- _Problem to work on_:
List every line in this data where the string "High" occurs.

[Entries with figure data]
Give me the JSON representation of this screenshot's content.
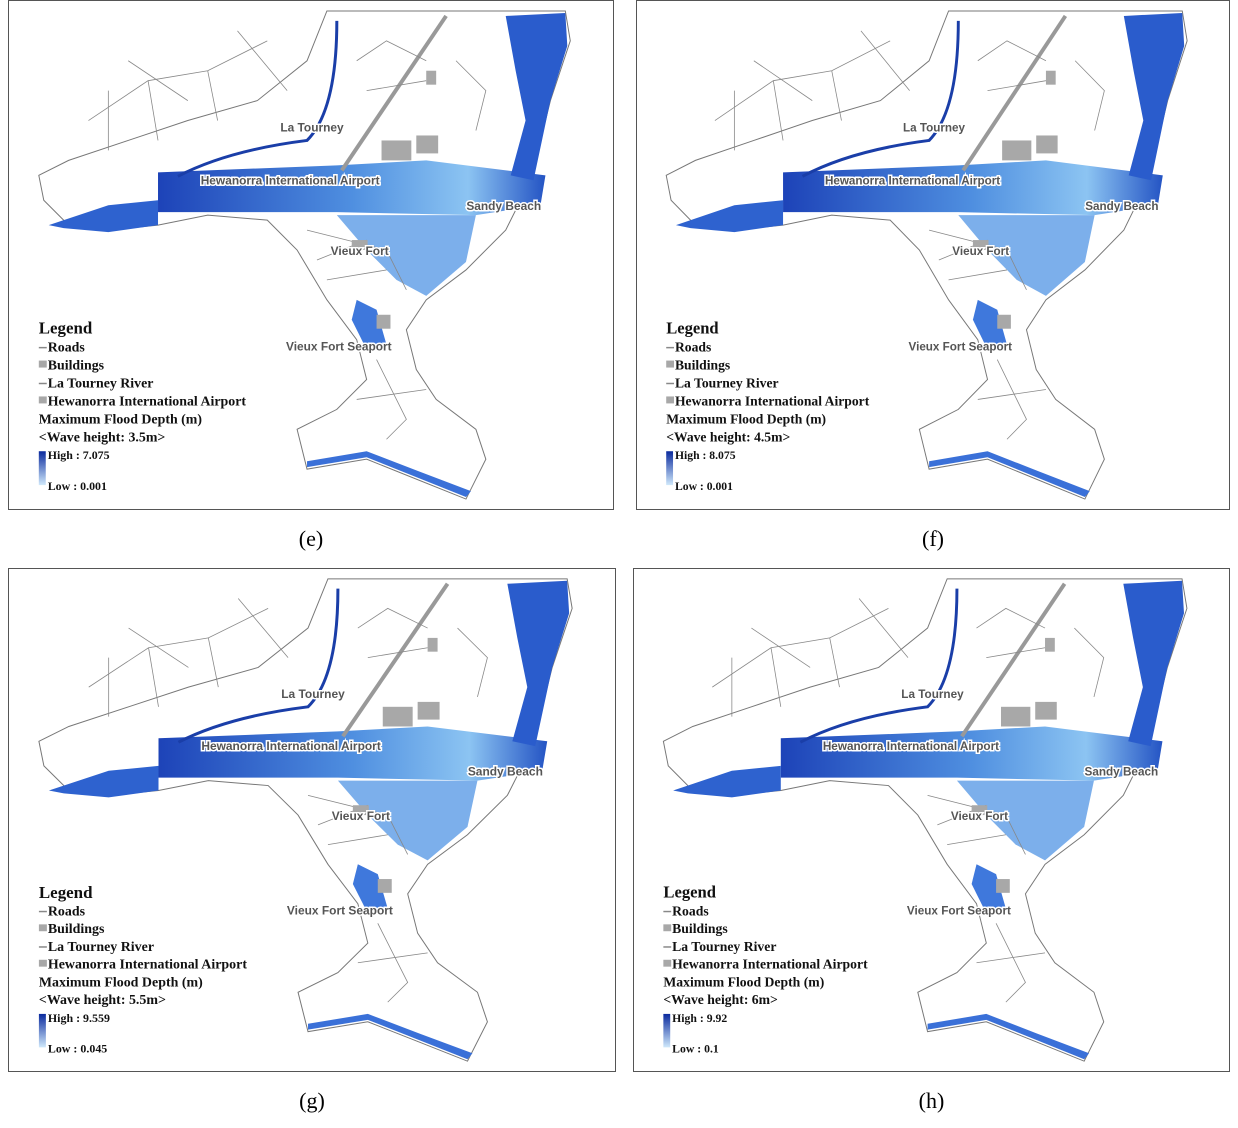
{
  "panels": [
    {
      "caption": "(e)",
      "places": [
        "La Tourney",
        "Hewanorra International Airport",
        "Sandy Beach",
        "Vieux Fort",
        "Vieux Fort Seaport"
      ],
      "legend": {
        "title": "Legend",
        "items": [
          "Roads",
          "Buildings",
          "La Tourney River",
          "Hewanorra International Airport"
        ],
        "flood_title": "Maximum Flood Depth (m)",
        "wave_height": "<Wave height: 3.5m>",
        "high": "High : 7.075",
        "low": "Low : 0.001"
      }
    },
    {
      "caption": "(f)",
      "places": [
        "La Tourney",
        "Hewanorra International Airport",
        "Sandy Beach",
        "Vieux Fort",
        "Vieux Fort Seaport"
      ],
      "legend": {
        "title": "Legend",
        "items": [
          "Roads",
          "Buildings",
          "La Tourney River",
          "Hewanorra International Airport"
        ],
        "flood_title": "Maximum Flood Depth (m)",
        "wave_height": "<Wave height: 4.5m>",
        "high": "High : 8.075",
        "low": "Low : 0.001"
      }
    },
    {
      "caption": "(g)",
      "places": [
        "La Tourney",
        "Hewanorra International Airport",
        "Sandy Beach",
        "Vieux Fort",
        "Vieux Fort Seaport"
      ],
      "legend": {
        "title": "Legend",
        "items": [
          "Roads",
          "Buildings",
          "La Tourney River",
          "Hewanorra International Airport"
        ],
        "flood_title": "Maximum Flood Depth (m)",
        "wave_height": "<Wave height: 5.5m>",
        "high": "High : 9.559",
        "low": "Low : 0.045"
      }
    },
    {
      "caption": "(h)",
      "places": [
        "La Tourney",
        "Hewanorra International Airport",
        "Sandy Beach",
        "Vieux Fort",
        "Vieux Fort Seaport"
      ],
      "legend": {
        "title": "Legend",
        "items": [
          "Roads",
          "Buildings",
          "La Tourney River",
          "Hewanorra International Airport"
        ],
        "flood_title": "Maximum Flood Depth (m)",
        "wave_height": "<Wave height: 6m>",
        "high": "High : 9.92",
        "low": "Low : 0.1"
      }
    }
  ]
}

- _Answer to this problem_:
        "high": "High : 7.075",
        "high": "High : 8.075",
        "high": "High : 9.559",
        "high": "High : 9.92",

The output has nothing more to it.